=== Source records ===
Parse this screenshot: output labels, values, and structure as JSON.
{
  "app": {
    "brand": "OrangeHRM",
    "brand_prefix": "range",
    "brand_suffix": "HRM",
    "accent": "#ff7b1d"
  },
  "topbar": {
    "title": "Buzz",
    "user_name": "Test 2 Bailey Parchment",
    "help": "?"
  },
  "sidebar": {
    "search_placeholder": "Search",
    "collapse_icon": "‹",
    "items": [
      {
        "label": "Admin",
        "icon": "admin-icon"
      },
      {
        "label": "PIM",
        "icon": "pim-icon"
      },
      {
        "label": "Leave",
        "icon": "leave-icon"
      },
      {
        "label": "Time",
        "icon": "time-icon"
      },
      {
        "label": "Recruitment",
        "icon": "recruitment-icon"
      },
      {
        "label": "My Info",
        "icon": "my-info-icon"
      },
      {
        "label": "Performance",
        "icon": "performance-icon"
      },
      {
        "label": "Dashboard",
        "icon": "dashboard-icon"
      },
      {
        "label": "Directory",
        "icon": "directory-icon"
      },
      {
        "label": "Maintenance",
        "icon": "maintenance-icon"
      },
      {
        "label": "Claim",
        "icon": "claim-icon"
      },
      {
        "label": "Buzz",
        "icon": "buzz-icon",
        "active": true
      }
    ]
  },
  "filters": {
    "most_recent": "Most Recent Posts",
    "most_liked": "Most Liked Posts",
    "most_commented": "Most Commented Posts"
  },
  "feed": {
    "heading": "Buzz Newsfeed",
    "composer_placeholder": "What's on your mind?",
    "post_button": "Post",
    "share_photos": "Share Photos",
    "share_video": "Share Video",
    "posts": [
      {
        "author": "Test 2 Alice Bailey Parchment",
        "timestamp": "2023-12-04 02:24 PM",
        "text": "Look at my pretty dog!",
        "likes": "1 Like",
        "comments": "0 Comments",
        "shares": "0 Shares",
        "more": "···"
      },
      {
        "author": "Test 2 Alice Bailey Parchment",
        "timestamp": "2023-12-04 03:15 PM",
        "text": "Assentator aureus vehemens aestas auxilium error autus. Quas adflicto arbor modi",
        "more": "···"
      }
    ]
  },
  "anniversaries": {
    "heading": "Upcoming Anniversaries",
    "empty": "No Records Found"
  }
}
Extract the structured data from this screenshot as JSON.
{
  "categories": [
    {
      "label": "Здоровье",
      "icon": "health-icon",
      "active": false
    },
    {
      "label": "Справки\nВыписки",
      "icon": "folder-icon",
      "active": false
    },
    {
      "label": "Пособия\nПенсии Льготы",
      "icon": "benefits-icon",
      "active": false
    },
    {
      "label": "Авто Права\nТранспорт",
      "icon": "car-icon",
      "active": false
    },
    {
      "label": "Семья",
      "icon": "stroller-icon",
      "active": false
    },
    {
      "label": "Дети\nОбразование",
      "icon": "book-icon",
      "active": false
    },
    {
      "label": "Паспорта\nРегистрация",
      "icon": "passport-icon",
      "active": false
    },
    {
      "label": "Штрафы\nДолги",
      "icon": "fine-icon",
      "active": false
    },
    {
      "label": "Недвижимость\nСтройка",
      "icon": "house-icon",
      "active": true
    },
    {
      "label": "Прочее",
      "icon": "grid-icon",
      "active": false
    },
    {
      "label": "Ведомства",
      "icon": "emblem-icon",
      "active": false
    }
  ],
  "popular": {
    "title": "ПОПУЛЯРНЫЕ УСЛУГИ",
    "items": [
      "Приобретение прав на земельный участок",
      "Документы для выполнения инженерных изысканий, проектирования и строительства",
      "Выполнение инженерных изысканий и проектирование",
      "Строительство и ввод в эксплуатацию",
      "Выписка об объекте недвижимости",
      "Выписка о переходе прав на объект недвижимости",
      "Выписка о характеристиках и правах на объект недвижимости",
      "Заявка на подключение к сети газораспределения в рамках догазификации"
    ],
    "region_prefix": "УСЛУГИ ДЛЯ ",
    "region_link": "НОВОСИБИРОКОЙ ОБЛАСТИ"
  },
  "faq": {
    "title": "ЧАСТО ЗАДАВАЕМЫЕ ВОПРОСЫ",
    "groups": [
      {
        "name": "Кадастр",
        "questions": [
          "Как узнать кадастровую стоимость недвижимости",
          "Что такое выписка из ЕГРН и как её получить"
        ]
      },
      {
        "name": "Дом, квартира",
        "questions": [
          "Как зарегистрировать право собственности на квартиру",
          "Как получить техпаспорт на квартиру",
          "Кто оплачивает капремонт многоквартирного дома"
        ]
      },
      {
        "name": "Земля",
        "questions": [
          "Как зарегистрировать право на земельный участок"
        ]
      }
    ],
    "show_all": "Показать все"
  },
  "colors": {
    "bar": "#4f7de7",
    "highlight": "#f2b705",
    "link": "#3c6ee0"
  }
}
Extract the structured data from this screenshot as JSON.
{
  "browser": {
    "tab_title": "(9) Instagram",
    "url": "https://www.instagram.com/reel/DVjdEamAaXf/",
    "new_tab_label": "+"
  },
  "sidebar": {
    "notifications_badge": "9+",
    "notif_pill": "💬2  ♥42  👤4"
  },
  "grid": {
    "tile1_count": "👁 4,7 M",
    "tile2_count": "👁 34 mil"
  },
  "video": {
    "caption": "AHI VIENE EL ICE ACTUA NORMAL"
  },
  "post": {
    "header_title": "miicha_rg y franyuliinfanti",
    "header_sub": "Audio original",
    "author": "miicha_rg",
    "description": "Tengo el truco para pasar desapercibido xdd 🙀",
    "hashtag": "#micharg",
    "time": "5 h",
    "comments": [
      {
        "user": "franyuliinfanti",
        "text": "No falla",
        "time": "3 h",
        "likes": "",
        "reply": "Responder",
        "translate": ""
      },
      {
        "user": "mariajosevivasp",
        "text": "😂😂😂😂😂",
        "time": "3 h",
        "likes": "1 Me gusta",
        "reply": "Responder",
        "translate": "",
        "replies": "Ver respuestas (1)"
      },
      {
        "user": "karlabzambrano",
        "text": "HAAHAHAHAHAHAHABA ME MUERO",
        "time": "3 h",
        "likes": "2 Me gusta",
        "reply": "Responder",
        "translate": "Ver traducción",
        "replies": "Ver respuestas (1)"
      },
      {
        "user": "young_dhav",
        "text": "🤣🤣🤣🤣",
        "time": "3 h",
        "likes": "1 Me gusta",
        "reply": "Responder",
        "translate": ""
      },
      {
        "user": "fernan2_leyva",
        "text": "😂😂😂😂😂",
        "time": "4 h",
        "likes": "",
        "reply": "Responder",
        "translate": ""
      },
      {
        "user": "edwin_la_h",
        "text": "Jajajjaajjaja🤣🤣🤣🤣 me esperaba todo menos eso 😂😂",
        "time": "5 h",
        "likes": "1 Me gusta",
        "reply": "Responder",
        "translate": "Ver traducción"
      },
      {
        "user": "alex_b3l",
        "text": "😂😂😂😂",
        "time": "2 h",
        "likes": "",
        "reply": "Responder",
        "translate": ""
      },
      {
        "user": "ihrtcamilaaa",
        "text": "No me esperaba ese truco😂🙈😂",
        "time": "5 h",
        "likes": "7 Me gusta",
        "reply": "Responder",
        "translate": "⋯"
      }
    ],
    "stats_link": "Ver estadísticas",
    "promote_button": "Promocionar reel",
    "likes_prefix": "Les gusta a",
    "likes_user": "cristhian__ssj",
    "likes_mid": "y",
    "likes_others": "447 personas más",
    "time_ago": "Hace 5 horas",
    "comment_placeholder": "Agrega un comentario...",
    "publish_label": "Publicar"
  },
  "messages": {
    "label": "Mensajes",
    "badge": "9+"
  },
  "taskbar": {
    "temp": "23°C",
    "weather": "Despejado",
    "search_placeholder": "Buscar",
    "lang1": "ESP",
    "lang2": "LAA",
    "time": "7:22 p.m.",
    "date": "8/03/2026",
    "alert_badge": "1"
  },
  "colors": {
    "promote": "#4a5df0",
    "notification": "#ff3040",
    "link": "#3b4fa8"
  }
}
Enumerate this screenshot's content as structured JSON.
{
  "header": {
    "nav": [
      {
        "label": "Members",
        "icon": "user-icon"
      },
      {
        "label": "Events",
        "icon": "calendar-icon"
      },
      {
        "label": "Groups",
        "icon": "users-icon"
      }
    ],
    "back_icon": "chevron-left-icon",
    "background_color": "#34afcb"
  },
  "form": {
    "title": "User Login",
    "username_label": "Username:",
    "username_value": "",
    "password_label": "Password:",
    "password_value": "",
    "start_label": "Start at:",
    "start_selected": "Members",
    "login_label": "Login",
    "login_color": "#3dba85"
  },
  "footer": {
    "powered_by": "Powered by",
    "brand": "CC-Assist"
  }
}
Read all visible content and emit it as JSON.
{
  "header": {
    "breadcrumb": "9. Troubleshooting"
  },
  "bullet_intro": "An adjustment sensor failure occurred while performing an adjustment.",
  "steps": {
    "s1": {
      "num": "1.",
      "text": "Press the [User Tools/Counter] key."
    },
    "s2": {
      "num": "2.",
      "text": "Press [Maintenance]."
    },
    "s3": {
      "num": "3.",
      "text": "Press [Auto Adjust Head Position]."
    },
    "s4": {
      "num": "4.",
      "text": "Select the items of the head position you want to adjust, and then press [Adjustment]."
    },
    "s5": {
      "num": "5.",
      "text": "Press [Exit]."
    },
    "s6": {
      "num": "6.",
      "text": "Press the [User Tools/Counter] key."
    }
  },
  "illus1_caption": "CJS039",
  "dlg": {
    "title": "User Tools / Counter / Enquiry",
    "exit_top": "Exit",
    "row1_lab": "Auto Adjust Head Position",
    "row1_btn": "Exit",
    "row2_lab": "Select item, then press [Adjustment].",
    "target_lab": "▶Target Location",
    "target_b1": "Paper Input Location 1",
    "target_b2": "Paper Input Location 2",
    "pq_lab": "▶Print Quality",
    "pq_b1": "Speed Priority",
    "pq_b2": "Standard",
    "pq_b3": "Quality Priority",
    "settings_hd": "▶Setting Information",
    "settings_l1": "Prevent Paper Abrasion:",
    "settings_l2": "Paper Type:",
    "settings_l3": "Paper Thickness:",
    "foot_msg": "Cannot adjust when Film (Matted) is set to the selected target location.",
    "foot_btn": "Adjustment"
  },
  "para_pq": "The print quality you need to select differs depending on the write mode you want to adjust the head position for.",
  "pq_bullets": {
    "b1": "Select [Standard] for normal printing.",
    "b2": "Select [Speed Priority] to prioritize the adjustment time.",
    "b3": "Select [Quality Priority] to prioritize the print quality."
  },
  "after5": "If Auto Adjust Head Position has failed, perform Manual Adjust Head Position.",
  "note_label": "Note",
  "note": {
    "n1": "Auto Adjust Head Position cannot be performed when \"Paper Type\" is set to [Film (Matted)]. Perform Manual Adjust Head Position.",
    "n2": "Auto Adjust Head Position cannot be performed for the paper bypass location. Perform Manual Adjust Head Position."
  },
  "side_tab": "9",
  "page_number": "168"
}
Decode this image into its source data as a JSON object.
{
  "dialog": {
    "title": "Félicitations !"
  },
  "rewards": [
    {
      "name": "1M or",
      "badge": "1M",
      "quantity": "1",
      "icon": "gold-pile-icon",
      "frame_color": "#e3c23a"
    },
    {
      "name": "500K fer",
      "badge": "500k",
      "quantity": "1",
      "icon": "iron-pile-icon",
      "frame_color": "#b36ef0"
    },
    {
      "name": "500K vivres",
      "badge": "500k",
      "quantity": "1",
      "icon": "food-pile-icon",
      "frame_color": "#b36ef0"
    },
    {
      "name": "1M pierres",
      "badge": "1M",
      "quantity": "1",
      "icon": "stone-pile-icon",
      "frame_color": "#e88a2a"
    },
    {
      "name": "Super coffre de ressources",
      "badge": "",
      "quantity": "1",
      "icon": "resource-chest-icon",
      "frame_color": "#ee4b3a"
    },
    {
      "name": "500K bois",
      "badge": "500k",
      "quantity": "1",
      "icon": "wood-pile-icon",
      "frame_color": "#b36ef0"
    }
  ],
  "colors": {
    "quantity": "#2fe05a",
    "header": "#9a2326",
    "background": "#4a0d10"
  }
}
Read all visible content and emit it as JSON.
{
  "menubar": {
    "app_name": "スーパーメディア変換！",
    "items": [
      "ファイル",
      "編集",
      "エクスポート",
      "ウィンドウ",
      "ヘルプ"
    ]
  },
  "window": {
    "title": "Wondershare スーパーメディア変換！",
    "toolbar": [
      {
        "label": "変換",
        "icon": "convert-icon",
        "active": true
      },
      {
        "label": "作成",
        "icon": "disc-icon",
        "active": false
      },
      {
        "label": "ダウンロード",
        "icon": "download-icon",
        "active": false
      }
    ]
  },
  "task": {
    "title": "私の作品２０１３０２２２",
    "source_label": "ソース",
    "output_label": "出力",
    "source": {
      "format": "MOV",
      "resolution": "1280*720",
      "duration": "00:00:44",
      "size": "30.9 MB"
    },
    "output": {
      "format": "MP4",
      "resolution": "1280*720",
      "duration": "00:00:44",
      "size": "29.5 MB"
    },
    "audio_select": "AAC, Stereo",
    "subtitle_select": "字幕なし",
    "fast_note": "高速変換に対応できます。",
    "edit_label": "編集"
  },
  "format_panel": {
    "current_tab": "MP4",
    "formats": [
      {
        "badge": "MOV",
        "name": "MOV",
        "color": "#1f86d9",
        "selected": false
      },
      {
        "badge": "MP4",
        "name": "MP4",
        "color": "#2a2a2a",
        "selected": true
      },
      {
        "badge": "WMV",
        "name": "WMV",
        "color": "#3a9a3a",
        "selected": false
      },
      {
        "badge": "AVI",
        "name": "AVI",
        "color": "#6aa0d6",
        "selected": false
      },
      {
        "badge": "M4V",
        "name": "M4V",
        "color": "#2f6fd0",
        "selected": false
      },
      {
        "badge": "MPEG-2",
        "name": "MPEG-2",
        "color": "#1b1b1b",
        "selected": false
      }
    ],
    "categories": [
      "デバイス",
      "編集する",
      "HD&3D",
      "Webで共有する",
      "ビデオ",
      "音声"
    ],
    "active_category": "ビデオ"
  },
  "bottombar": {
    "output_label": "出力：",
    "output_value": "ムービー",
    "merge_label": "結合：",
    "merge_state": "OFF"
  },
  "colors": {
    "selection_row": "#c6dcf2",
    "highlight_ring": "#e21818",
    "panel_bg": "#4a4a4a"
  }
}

=== Problem description ===
Filter the entries above down to the lines containing the word "esperaba".

=== Worked solution ===
        "text": "Jajajjaajjaja🤣🤣🤣🤣 me esperaba todo menos eso 😂😂",
        "text": "No me esperaba ese truco😂🙈😂",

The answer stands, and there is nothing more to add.